══ Given information ══

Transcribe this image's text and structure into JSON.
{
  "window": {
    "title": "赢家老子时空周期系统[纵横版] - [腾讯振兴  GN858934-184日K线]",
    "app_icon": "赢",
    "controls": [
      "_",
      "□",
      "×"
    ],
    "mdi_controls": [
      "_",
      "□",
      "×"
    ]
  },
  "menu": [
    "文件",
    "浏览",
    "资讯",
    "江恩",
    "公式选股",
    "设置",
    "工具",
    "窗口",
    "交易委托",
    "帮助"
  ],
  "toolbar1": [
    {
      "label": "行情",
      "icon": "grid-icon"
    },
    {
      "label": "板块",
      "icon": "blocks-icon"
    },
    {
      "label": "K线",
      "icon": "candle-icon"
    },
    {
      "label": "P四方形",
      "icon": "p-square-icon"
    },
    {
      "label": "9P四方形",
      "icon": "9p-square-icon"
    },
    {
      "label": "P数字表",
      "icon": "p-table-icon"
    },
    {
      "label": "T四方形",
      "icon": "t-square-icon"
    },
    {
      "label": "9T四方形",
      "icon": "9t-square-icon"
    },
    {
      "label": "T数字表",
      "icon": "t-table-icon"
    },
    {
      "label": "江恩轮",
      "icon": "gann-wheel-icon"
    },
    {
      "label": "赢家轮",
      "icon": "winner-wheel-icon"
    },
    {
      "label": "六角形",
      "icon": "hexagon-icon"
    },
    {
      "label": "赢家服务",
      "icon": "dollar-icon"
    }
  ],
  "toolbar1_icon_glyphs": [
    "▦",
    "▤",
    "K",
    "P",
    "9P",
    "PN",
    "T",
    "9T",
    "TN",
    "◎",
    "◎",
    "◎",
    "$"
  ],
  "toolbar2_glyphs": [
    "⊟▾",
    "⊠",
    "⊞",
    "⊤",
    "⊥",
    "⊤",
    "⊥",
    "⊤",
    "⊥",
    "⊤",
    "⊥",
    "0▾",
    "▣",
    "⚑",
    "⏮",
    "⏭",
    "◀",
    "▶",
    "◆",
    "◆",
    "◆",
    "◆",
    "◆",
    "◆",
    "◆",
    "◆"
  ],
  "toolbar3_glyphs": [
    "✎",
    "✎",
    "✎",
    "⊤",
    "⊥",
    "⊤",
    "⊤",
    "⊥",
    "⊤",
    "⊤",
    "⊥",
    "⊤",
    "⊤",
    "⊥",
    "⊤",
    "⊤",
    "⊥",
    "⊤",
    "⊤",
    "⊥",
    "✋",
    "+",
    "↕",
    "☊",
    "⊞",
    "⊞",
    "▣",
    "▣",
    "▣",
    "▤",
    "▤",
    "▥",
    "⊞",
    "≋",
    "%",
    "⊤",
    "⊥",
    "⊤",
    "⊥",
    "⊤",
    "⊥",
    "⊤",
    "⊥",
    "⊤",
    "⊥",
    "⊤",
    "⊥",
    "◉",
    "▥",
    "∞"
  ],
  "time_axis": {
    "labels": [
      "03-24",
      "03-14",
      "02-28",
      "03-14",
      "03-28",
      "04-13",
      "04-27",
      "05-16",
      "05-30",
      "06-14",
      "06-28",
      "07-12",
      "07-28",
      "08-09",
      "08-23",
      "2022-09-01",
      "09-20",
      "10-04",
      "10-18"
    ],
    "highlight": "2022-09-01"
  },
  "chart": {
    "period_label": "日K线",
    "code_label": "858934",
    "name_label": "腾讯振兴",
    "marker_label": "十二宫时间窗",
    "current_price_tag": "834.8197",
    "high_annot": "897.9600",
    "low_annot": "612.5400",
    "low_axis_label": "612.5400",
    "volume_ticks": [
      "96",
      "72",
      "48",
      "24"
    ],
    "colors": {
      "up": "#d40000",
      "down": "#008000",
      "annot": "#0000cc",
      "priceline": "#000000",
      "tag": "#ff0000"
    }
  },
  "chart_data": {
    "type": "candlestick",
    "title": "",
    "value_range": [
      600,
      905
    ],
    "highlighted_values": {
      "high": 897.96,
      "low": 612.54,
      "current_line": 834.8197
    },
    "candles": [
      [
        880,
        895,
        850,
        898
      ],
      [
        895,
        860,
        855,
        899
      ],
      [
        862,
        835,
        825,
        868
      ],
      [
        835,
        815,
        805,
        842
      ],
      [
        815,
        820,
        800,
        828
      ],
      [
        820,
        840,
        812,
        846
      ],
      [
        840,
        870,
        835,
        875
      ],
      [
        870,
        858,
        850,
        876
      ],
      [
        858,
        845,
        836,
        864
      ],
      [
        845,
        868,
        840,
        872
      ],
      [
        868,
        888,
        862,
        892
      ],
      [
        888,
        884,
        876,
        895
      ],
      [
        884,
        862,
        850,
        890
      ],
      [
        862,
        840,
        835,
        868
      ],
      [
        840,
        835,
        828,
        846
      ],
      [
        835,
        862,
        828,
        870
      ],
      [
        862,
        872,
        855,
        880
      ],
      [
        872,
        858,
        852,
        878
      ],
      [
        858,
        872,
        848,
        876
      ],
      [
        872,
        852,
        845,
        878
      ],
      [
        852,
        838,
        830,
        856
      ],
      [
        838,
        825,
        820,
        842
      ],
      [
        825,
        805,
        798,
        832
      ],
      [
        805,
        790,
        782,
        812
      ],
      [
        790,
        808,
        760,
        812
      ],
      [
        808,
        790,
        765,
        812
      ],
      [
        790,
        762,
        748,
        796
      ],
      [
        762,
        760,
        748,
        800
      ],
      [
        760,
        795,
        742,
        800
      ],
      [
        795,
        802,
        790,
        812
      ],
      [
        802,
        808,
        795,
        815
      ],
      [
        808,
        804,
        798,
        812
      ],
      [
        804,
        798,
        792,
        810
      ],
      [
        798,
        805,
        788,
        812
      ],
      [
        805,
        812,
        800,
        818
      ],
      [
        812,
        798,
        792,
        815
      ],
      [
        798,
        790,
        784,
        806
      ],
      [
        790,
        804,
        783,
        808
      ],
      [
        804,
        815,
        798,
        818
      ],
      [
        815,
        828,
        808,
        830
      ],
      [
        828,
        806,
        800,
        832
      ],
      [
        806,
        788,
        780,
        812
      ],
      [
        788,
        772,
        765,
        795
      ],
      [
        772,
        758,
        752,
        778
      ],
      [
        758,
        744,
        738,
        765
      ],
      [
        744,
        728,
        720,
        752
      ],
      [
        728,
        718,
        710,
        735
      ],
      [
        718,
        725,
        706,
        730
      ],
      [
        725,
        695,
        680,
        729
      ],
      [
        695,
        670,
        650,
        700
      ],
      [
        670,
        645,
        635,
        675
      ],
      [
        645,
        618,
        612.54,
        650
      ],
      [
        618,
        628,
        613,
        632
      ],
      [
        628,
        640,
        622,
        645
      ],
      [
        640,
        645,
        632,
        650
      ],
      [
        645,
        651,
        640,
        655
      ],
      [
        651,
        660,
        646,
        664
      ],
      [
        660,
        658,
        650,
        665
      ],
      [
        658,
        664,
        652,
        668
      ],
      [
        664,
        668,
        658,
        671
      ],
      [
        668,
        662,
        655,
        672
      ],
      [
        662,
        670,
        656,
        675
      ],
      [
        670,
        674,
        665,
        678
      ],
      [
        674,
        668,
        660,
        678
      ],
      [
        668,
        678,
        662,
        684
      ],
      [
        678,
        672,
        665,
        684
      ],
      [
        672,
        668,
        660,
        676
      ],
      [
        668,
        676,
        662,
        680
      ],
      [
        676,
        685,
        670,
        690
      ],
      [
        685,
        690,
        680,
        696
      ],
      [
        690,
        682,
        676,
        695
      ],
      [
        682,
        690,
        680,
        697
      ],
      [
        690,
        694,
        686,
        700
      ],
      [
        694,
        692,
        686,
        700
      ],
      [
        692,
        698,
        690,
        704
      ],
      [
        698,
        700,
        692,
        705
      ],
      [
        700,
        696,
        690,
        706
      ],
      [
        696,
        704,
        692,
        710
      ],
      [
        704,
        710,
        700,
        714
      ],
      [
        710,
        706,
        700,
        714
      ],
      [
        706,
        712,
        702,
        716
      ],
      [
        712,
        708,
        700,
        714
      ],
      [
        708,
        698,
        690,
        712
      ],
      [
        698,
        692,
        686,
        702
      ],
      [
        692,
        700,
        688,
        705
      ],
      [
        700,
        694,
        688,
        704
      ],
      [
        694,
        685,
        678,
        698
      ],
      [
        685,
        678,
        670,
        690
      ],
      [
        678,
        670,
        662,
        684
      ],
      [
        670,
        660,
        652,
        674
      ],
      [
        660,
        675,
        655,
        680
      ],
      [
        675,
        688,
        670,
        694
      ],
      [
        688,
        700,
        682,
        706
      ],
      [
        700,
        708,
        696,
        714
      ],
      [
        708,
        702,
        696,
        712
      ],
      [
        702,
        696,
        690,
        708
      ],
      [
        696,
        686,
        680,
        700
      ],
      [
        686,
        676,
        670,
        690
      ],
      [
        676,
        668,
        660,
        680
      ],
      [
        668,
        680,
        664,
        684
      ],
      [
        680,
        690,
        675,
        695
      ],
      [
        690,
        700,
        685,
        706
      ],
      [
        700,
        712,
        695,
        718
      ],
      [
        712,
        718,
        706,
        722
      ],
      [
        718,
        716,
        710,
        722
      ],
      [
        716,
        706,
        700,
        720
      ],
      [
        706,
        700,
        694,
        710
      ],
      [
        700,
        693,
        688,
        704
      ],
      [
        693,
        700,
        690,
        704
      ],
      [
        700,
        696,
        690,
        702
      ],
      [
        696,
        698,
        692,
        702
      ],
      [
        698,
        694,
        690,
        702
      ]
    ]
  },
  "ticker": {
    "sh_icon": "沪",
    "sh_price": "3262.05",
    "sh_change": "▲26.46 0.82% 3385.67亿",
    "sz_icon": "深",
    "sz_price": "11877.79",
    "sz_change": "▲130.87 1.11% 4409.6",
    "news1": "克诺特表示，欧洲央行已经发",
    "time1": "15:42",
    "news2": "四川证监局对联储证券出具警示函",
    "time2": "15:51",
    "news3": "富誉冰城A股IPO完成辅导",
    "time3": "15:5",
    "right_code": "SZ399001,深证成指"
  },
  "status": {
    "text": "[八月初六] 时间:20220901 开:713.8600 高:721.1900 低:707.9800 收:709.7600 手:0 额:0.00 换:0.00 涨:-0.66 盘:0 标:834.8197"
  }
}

═══

> _Work instructions_: Of all the lines above, how many contain the word "腾讯振兴"? Give the number and nothing else.

> _Solved problem_: 2